• [Actions to take]
- 1) According to the lab handout on Py, streams, iterators, and generators, in which directory is the source code for the Py interpreter located?
- 2) Reproduce word for word the stretch of the lab handout on Py, streams, iterators, and generators from "Last week we" through "-r ~cs61a/lib/python_modules/py/ .".
- 3) Pick up the lab handout on Py, streams, iterators, and generators after the final line shown, and continue writing it.

• [Selected text]
-*-
CS61A Lab 13: Py, Streams, Iterators, and Generators

Week 7A, 2012

Py

Last week we learned about Py in lecture. Today we're going to dig through the source code to try to understand how it works, and try to make some simple modifications to the language. Here we go!

The source code for the Py interpreter is in the ~cs61a/lib/python_modules/py/ directory. Run this command to copy it to a local directory (don't forget the period at the end):

cp -r ~cs61a/lib/python_modules/py/ .

For you first task, go ahead and try to find where the following items are located in the code. If you can, check the answers off with your TA. Note that if there are several locations where the functionality for a given item is defined, try to find them all.

  1. A built-in (primitive) function
  2. An if statement
  3. How to parse a lambda expression

Now that you've gotten used to how the Py interpreter is formatted, it's time to modify it! We're going to add basic Exception handling to the interpreter; nothing fancy like what Python has, but just simple exceptions. They should behave as follows:

        Py> def func():
        ...     x = 3
        ...     raise x
        ... 
        Py> func()
        ERROR: 3
    

The raise statement takes another expression as an argument, and throws a basic exception up the stack with the value of that argument. That exception will get caught by the REPL (read eval print loop) that runs the interpreter in Python. Some suggested steps to implementing this include:

  1. Adding a new keyword to the language
  2. Making sure the language can parse the raise statement correctly
  3. Adding a new statement type
  4. OPTIONAL: Adding a PyException class that is the subclass of any exception a program run in the Py interpreter can throw. If you don't want to do this, you can instead have your raise expression throw a BaseException

Note: If this is taking forever, and you get stuck and don't know what to do next, ask for help! If you want to move on, then at least be sure that you have a general idea of where you would define the new behaviors for the raise expression in the code, if you're having trouble coming up with the exact code to complete this problem.

Streams

This week, we'll be exploring methods of creating sequences of values incrementally, using three different constructs. We first start with streams which we saw today in lecture, and then we will introduce iterators and generators.

Streams are another way to represent a sequence of values and are often useful for representing "infinite" sequences. One basic implementation of a Stream is the following class definition:

class Stream(object):
    """A lazily computed recursive list."""
    def __init__(self, first, compute_rest, empty=False):
        self.first = first
        self._compute_rest = compute_rest
        self.empty = empty
        self._rest = None
        self._computed = False

    @property
    def rest(self):
        assert not self.empty, ’Empty streams have no rest.’
        if not self._computed:
            self._rest = self._compute_rest()
            self._computed = True
        return self._rest

    empty_stream = Stream(None, None, True)
-*-
Image layout annotations:
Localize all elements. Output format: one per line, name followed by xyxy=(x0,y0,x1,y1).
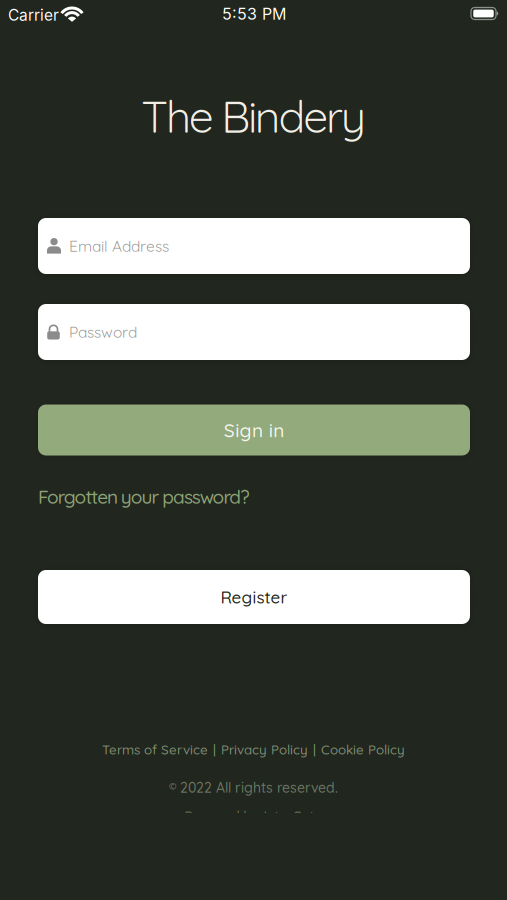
staticText: | xyxy=(213,741,216,758)
staticText: Sign in xyxy=(224,418,284,442)
button[interactable]: Terms of Service xyxy=(102,741,208,758)
staticText: 5:53 PM xyxy=(222,4,286,24)
staticText: Cookie Policy xyxy=(321,741,405,758)
staticText: Register xyxy=(220,586,288,608)
staticText: Terms of Service xyxy=(102,741,208,758)
staticText: Forgotten your password? xyxy=(38,485,249,508)
staticText: Email Address xyxy=(69,236,169,256)
staticText: Powered by InterGate xyxy=(184,807,322,824)
staticText: | xyxy=(313,741,316,758)
staticText: Privacy Policy xyxy=(221,741,308,758)
button[interactable]: Sign in xyxy=(38,404,470,456)
button[interactable]: Password xyxy=(38,304,470,360)
staticText: The Bindery xyxy=(141,88,366,144)
staticText: Password xyxy=(69,322,137,342)
staticText: © 2022 All rights reserved. xyxy=(169,779,338,796)
button[interactable]: Register xyxy=(38,570,470,624)
button[interactable]: Cookie Policy xyxy=(321,741,405,758)
button[interactable]: Forgotten your password? xyxy=(38,485,249,508)
staticText: Carrier xyxy=(8,6,59,24)
button[interactable]: Email Address xyxy=(38,218,470,274)
button[interactable]: Privacy Policy xyxy=(221,741,308,758)
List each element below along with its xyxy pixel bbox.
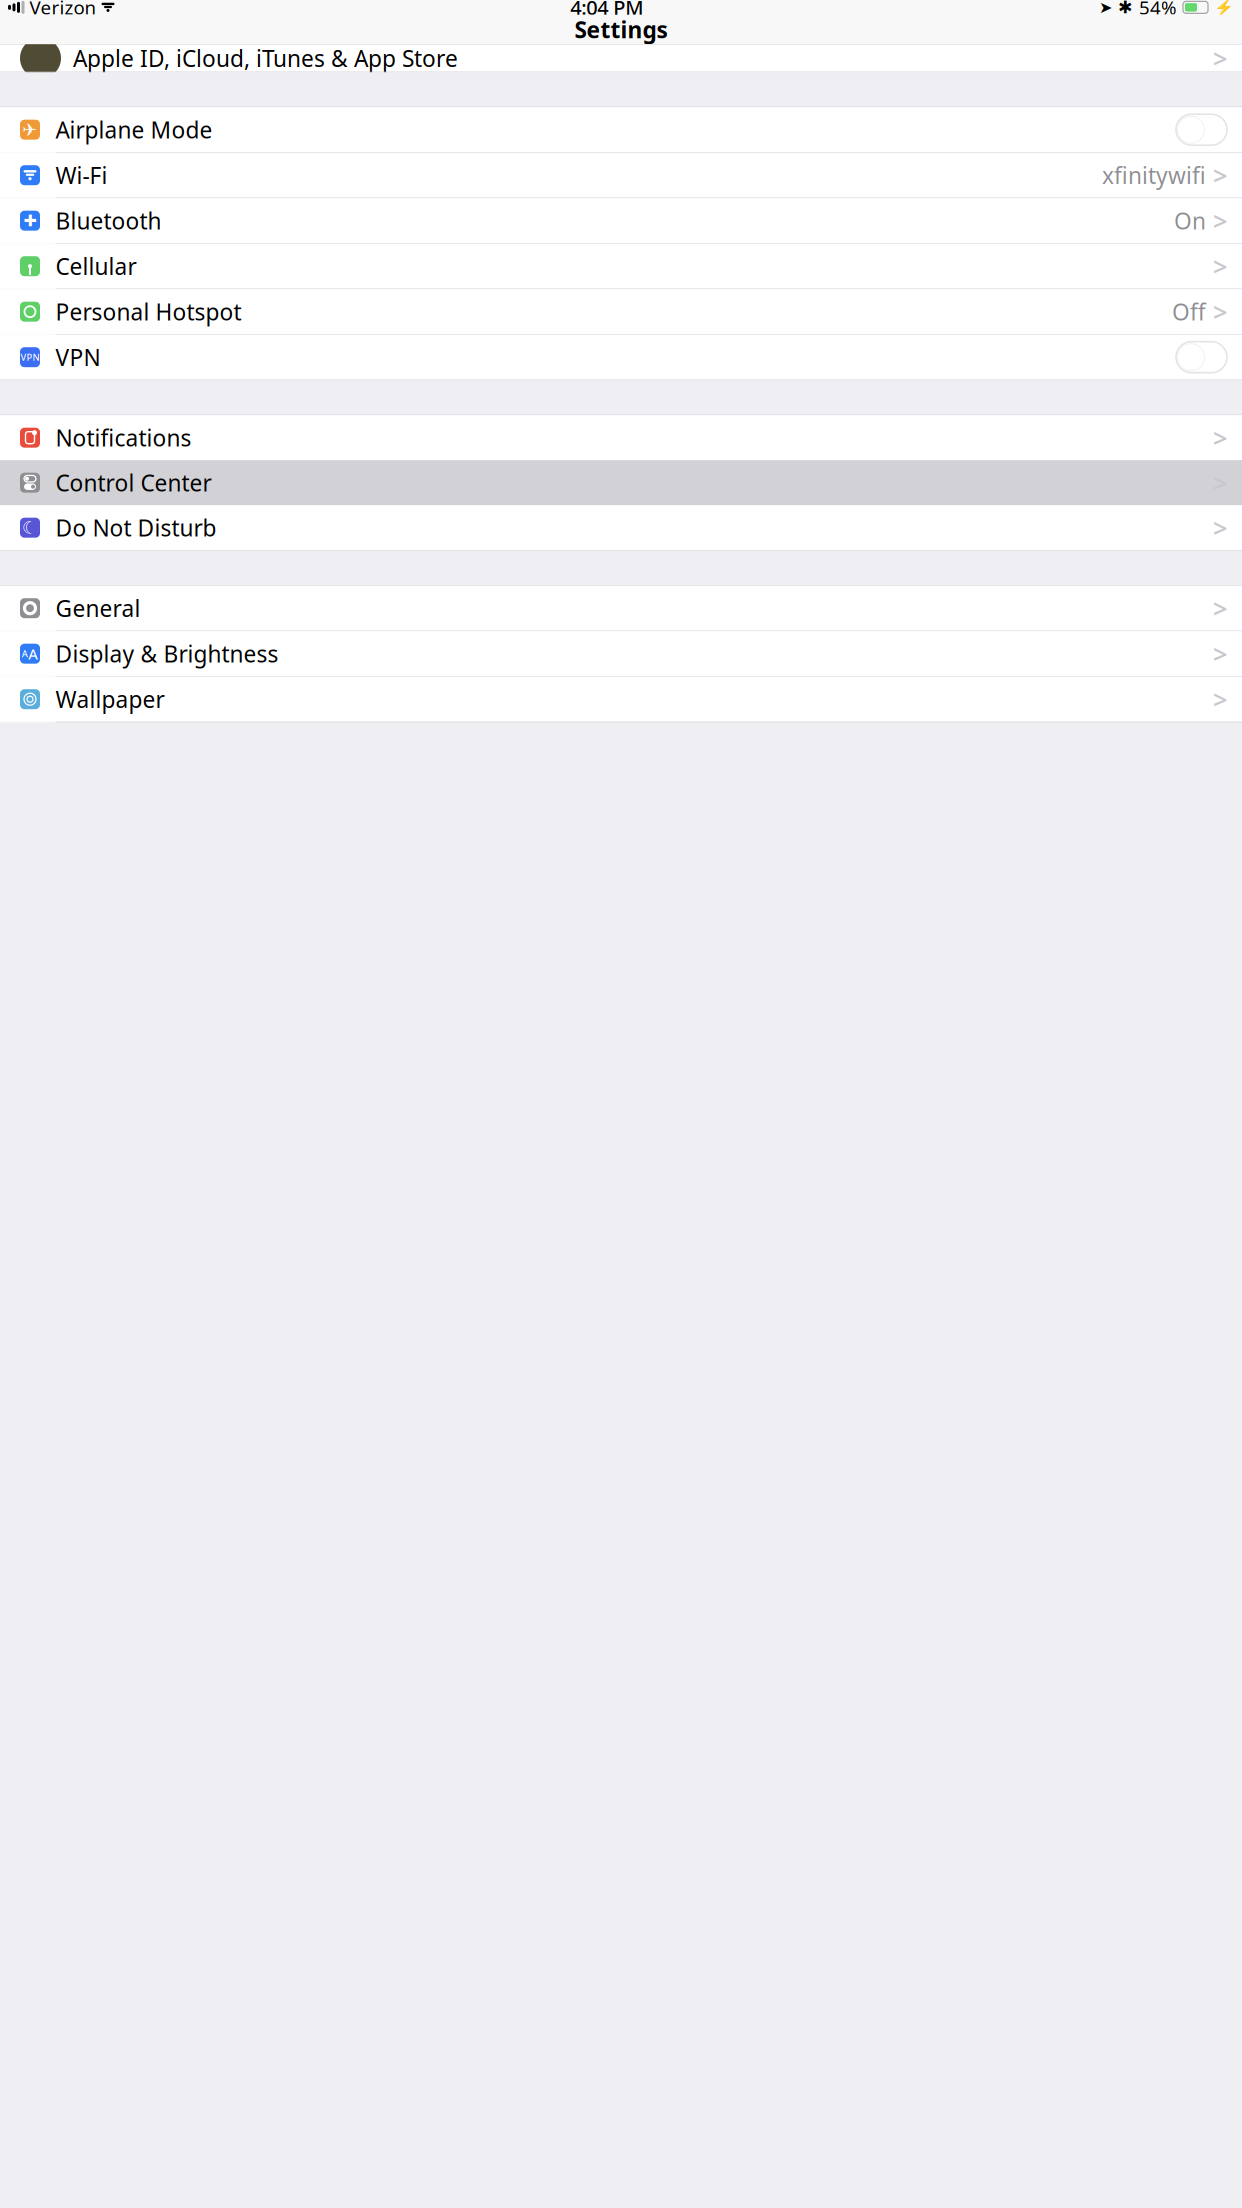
- staticText: Cellular: [56, 251, 136, 281]
- staticText: >: [1213, 591, 1227, 625]
- staticText: Verizon: [30, 0, 96, 20]
- button[interactable]: Personal Hotspot: [0, 289, 1242, 334]
- staticText: General: [56, 593, 140, 623]
- staticText: 54%: [1139, 0, 1177, 20]
- staticText: 4:04 PM: [570, 0, 643, 21]
- button[interactable]: General: [0, 586, 1242, 631]
- staticText: >: [1213, 637, 1227, 670]
- button[interactable]: ☾: [0, 505, 1242, 550]
- staticText: ✱: [1118, 0, 1133, 17]
- staticText: >: [1213, 41, 1227, 75]
- button[interactable]: Wi-Fi: [0, 153, 1242, 198]
- staticText: >: [1213, 682, 1227, 716]
- staticText: ✈: [22, 120, 38, 140]
- staticText: >: [1213, 421, 1227, 454]
- button[interactable]: A: [0, 631, 1242, 676]
- staticText: Airplane Mode: [56, 115, 212, 145]
- staticText: Settings: [574, 14, 668, 44]
- staticText: A: [28, 644, 38, 664]
- staticText: ✚: [24, 212, 36, 230]
- button[interactable]: Control Center: [0, 460, 1242, 505]
- staticText: >: [1213, 295, 1227, 328]
- staticText: ☾: [22, 518, 38, 538]
- staticText: xfinitywifi: [1102, 160, 1206, 190]
- staticText: A: [22, 648, 28, 660]
- staticText: >: [1213, 249, 1227, 283]
- staticText: Wallpaper: [56, 684, 164, 714]
- button[interactable]: Cellular: [0, 244, 1242, 289]
- staticText: Apple ID, iCloud, iTunes & App Store: [73, 43, 458, 73]
- button[interactable]: Wallpaper: [0, 677, 1242, 722]
- staticText: VPN: [56, 342, 100, 372]
- button[interactable]: Notifications: [0, 415, 1242, 460]
- staticText: Personal Hotspot: [56, 297, 242, 327]
- staticText: >: [1213, 511, 1227, 544]
- button[interactable]: VPN: [0, 335, 1242, 380]
- staticText: >: [1213, 158, 1227, 192]
- staticText: ➤: [1099, 0, 1112, 16]
- staticText: >: [1213, 204, 1227, 238]
- button[interactable]: Apple ID, iCloud, iTunes & App Store: [0, 45, 1242, 72]
- button[interactable]: ✈: [0, 107, 1242, 152]
- staticText: Off: [1172, 297, 1206, 327]
- staticText: VPN: [20, 351, 40, 363]
- staticText: Control Center: [56, 468, 212, 498]
- staticText: ⚡: [1214, 0, 1234, 16]
- button[interactable]: ✚: [0, 198, 1242, 243]
- staticText: Bluetooth: [56, 206, 162, 236]
- staticText: Display & Brightness: [56, 639, 278, 669]
- staticText: Notifications: [56, 423, 192, 453]
- staticText: On: [1174, 206, 1206, 236]
- staticText: Do Not Disturb: [56, 513, 216, 543]
- staticText: Wi-Fi: [56, 160, 108, 190]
-*-
• [Answers to the problems]
- 1) ~cs61a/lib/python_modules/py/

- 2)
Last week we learned about Py in lecture. Today we're going to dig through the source code to try to understand how it works, and try to make some simple modifications to the language. Here we go!

The source code for the Py interpreter is in the ~cs61a/lib/python_modules/py/ directory. Run this command to copy it to a local directory (don't forget the period at the end):

cp -r ~cs61a/lib/python_modules/py/ .

- 3)
A Stream looks much like an RList in that it has a first item and a "rest", a reference to a Stream of the remaining items. However, unlike an RList, a Stream is "lazy"[1]: it does not immediately compute all of the values in the sequence, instead generally waiting until we ask for an item before actually computing its value. (Furthermore, you might notice that Streams, as implemented here, involve something like memoization: once we've computed a value we remember it and reuse it later whenever asked for it again.)

The power of Streams is that we don't immediately figure out all of the values until we need them; as a result we can "store" an infinite sequence of items because we don't explicitly enumerate all the items in the computer. (Note that the definition used above allows instances of Stream to represent finite sequences, as well. In the exact same way as for infinite sequences, we can also "store" a finite, but very long, sequence of items without using a proportional amount of memory, because we needn't actually explicitly store all the items ahead of time; all that need be stored is a description of how to compute them as needed)

Let's review how to make a simple, abstractly infinite, integer stream:

def make_integer_stream(first=1):
    def compute_rest():
        return make_integer_stream(first+1)
    return Stream(first, compute_rest)

What we need to eventually do is return a Stream, where the first element has been computed, and the second argument is a function that will eventually compute the rest of the Stream. We can define this function recursively, since Streams are defined recursively: the rest of a Stream is a Stream itself (just like the rest of an RList is an RList).

In lecture, we saw how to define for Streams the analogues of various familiar list processing functions; for example, map_stream, filter_stream, and combine_streams. These can make working with Streams much more convenient and readable. Let us implement some more functions of this sort:

Question #0:

Define a function find which takes in as input a stream and a predicate, and returns the first element in the stream satisfying the predicate.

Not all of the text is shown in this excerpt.